Can you output the material exactly as written, minus any pictures it holds?

## start

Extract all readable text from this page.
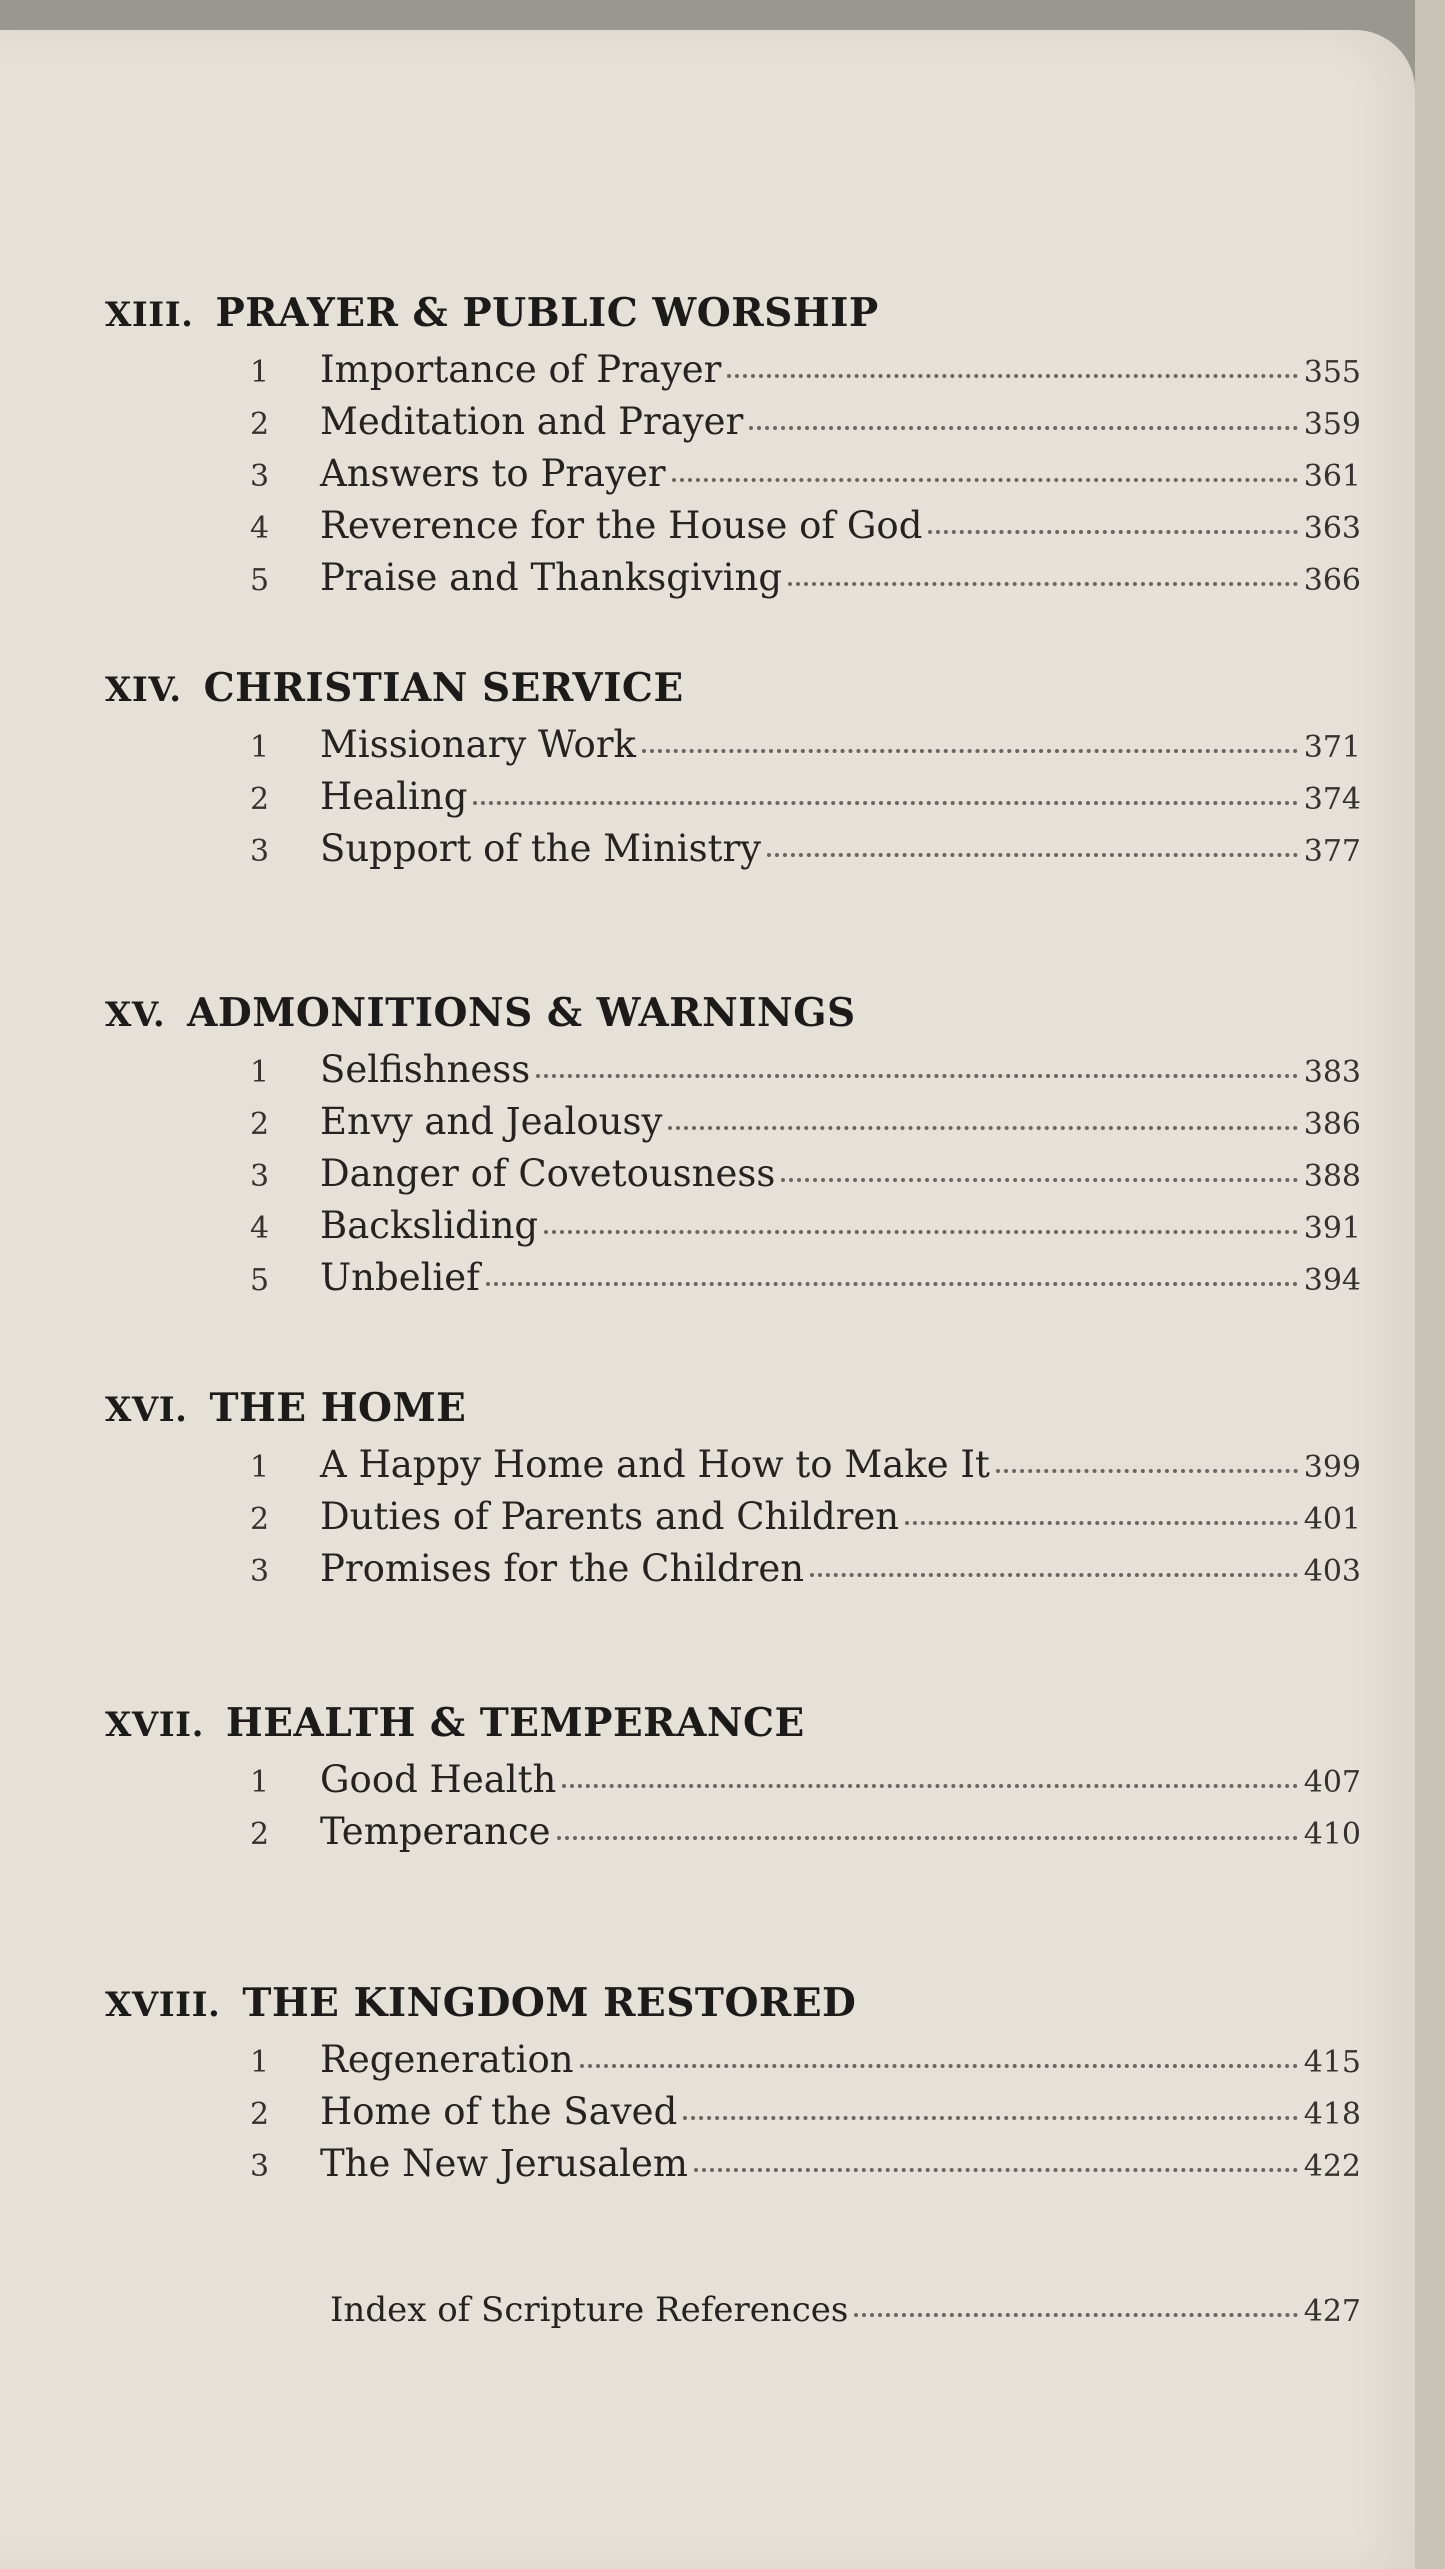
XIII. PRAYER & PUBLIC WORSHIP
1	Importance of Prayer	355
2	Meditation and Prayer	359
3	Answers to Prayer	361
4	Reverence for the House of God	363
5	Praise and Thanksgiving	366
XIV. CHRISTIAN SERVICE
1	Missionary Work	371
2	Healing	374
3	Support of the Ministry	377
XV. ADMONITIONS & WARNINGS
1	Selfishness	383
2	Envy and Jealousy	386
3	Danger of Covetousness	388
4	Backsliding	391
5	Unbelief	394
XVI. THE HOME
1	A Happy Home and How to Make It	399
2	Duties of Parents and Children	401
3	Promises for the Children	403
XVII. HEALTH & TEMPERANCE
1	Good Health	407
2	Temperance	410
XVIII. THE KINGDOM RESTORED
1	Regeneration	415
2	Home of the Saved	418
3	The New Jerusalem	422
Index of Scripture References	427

## end

### [Response]
Extract all readable text from this page.
XIII. PRAYER & PUBLIC WORSHIP
1	Importance of Prayer	355
2	Meditation and Prayer	359
3	Answers to Prayer	361
4	Reverence for the House of God	363
5	Praise and Thanksgiving	366
XIV. CHRISTIAN SERVICE
1	Missionary Work	371
2	Healing	374
3	Support of the Ministry	377
XV. ADMONITIONS & WARNINGS
1	Selfishness	383
2	Envy and Jealousy	386
3	Danger of Covetousness	388
4	Backsliding	391
5	Unbelief	394
XVI. THE HOME
1	A Happy Home and How to Make It	399
2	Duties of Parents and Children	401
3	Promises for the Children	403
XVII. HEALTH & TEMPERANCE
1	Good Health	407
2	Temperance	410
XVIII. THE KINGDOM RESTORED
1	Regeneration	415
2	Home of the Saved	418
3	The New Jerusalem	422
Index of Scripture References	427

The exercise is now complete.